> [Problem requirements]:
Give every line of the material again, exactly as written.

-------- Data provided --------

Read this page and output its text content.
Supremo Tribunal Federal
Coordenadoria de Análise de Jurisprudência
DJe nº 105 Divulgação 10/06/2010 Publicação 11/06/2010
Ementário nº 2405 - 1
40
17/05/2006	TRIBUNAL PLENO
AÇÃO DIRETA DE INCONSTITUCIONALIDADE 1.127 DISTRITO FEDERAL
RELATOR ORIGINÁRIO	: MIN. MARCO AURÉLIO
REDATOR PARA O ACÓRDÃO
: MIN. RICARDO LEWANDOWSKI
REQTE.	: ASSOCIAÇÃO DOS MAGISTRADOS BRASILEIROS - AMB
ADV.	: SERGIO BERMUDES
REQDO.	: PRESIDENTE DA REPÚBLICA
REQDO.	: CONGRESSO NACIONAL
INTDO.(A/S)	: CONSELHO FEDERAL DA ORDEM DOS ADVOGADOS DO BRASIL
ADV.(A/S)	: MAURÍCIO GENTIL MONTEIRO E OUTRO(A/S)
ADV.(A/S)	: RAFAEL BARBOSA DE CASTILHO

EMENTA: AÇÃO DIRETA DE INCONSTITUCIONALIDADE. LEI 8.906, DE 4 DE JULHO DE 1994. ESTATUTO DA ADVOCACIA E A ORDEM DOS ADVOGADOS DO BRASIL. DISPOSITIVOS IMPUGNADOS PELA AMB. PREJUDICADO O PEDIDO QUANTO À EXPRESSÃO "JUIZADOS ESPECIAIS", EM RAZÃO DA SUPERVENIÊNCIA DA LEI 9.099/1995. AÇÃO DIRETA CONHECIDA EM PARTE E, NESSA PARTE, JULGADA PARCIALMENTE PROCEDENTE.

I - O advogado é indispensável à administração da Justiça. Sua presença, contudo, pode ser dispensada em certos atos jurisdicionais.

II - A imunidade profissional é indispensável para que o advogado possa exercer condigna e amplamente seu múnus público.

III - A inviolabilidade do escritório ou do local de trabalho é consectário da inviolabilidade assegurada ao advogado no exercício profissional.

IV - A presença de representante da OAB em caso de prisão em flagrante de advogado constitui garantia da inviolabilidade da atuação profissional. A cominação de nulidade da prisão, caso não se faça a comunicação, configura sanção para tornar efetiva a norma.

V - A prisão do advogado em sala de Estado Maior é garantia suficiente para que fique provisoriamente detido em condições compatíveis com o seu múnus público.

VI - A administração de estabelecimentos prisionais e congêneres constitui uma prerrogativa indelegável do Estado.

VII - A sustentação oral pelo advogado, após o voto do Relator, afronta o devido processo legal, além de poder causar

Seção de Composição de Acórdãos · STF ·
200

--------

> [Full response]:
Read this page and output its text content.
Supremo Tribunal Federal
Coordenadoria de Análise de Jurisprudência
DJe nº 105 Divulgação 10/06/2010 Publicação 11/06/2010
Ementário nº 2405 - 1
40
17/05/2006	TRIBUNAL PLENO
AÇÃO DIRETA DE INCONSTITUCIONALIDADE 1.127 DISTRITO FEDERAL
RELATOR ORIGINÁRIO	: MIN. MARCO AURÉLIO
REDATOR PARA O ACÓRDÃO
: MIN. RICARDO LEWANDOWSKI
REQTE.	: ASSOCIAÇÃO DOS MAGISTRADOS BRASILEIROS - AMB
ADV.	: SERGIO BERMUDES
REQDO.	: PRESIDENTE DA REPÚBLICA
REQDO.	: CONGRESSO NACIONAL
INTDO.(A/S)	: CONSELHO FEDERAL DA ORDEM DOS ADVOGADOS DO BRASIL
ADV.(A/S)	: MAURÍCIO GENTIL MONTEIRO E OUTRO(A/S)
ADV.(A/S)	: RAFAEL BARBOSA DE CASTILHO

EMENTA: AÇÃO DIRETA DE INCONSTITUCIONALIDADE. LEI 8.906, DE 4 DE JULHO DE 1994. ESTATUTO DA ADVOCACIA E A ORDEM DOS ADVOGADOS DO BRASIL. DISPOSITIVOS IMPUGNADOS PELA AMB. PREJUDICADO O PEDIDO QUANTO À EXPRESSÃO "JUIZADOS ESPECIAIS", EM RAZÃO DA SUPERVENIÊNCIA DA LEI 9.099/1995. AÇÃO DIRETA CONHECIDA EM PARTE E, NESSA PARTE, JULGADA PARCIALMENTE PROCEDENTE.

I - O advogado é indispensável à administração da Justiça. Sua presença, contudo, pode ser dispensada em certos atos jurisdicionais.

II - A imunidade profissional é indispensável para que o advogado possa exercer condigna e amplamente seu múnus público.

III - A inviolabilidade do escritório ou do local de trabalho é consectário da inviolabilidade assegurada ao advogado no exercício profissional.

IV - A presença de representante da OAB em caso de prisão em flagrante de advogado constitui garantia da inviolabilidade da atuação profissional. A cominação de nulidade da prisão, caso não se faça a comunicação, configura sanção para tornar efetiva a norma.

V - A prisão do advogado em sala de Estado Maior é garantia suficiente para que fique provisoriamente detido em condições compatíveis com o seu múnus público.

VI - A administração de estabelecimentos prisionais e congêneres constitui uma prerrogativa indelegável do Estado.

VII - A sustentação oral pelo advogado, após o voto do Relator, afronta o devido processo legal, além de poder causar

Seção de Composição de Acórdãos · STF ·
200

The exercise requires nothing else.